• WHAT IS BEING ASKED: Leave out the pictures and restate the rest of the data exactly.

(Dataset records)

——

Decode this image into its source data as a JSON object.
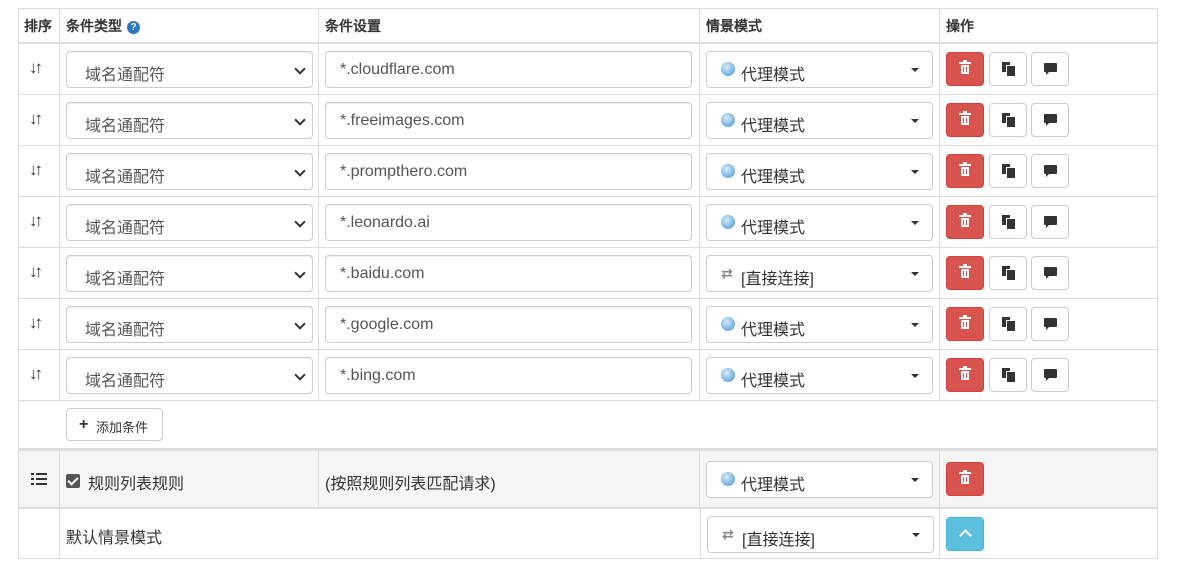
{
  "header": {
    "sort": "排序",
    "condition_type": "条件类型",
    "condition_setting": "条件设置",
    "profile": "情景模式",
    "actions": "操作"
  },
  "rows": [
    {
      "type": "域名通配符",
      "pattern": "*.cloudflare.com",
      "profile": "代理模式",
      "profile_icon": "globe-icon"
    },
    {
      "type": "域名通配符",
      "pattern": "*.freeimages.com",
      "profile": "代理模式",
      "profile_icon": "globe-icon"
    },
    {
      "type": "域名通配符",
      "pattern": "*.prompthero.com",
      "profile": "代理模式",
      "profile_icon": "globe-icon"
    },
    {
      "type": "域名通配符",
      "pattern": "*.leonardo.ai",
      "profile": "代理模式",
      "profile_icon": "globe-icon"
    },
    {
      "type": "域名通配符",
      "pattern": "*.baidu.com",
      "profile": "[直接连接]",
      "profile_icon": "swap-icon"
    },
    {
      "type": "域名通配符",
      "pattern": "*.google.com",
      "profile": "代理模式",
      "profile_icon": "globe-icon"
    },
    {
      "type": "域名通配符",
      "pattern": "*.bing.com",
      "profile": "代理模式",
      "profile_icon": "globe-icon"
    }
  ],
  "add_condition_label": "添加条件",
  "rule_list": {
    "label": "规则列表规则",
    "checked": true,
    "setting": "(按照规则列表匹配请求)",
    "profile": "代理模式"
  },
  "default_row": {
    "label": "默认情景模式",
    "profile": "[直接连接]"
  },
  "colors": {
    "danger": "#d9534f",
    "info": "#5bc0de",
    "help": "#2a78c2"
  }
}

——

• SOLUTION FOR THIS PROBLEM:
Decode this image into its source data as a JSON object.
{
  "header": {
    "sort": "排序",
    "condition_type": "条件类型",
    "condition_setting": "条件设置",
    "profile": "情景模式",
    "actions": "操作"
  },
  "rows": [
    {
      "type": "域名通配符",
      "pattern": "*.cloudflare.com",
      "profile": "代理模式",
      "profile_icon": "globe-icon"
    },
    {
      "type": "域名通配符",
      "pattern": "*.freeimages.com",
      "profile": "代理模式",
      "profile_icon": "globe-icon"
    },
    {
      "type": "域名通配符",
      "pattern": "*.prompthero.com",
      "profile": "代理模式",
      "profile_icon": "globe-icon"
    },
    {
      "type": "域名通配符",
      "pattern": "*.leonardo.ai",
      "profile": "代理模式",
      "profile_icon": "globe-icon"
    },
    {
      "type": "域名通配符",
      "pattern": "*.baidu.com",
      "profile": "[直接连接]",
      "profile_icon": "swap-icon"
    },
    {
      "type": "域名通配符",
      "pattern": "*.google.com",
      "profile": "代理模式",
      "profile_icon": "globe-icon"
    },
    {
      "type": "域名通配符",
      "pattern": "*.bing.com",
      "profile": "代理模式",
      "profile_icon": "globe-icon"
    }
  ],
  "add_condition_label": "添加条件",
  "rule_list": {
    "label": "规则列表规则",
    "checked": true,
    "setting": "(按照规则列表匹配请求)",
    "profile": "代理模式"
  },
  "default_row": {
    "label": "默认情景模式",
    "profile": "[直接连接]"
  },
  "colors": {
    "danger": "#d9534f",
    "info": "#5bc0de",
    "help": "#2a78c2"
  }
}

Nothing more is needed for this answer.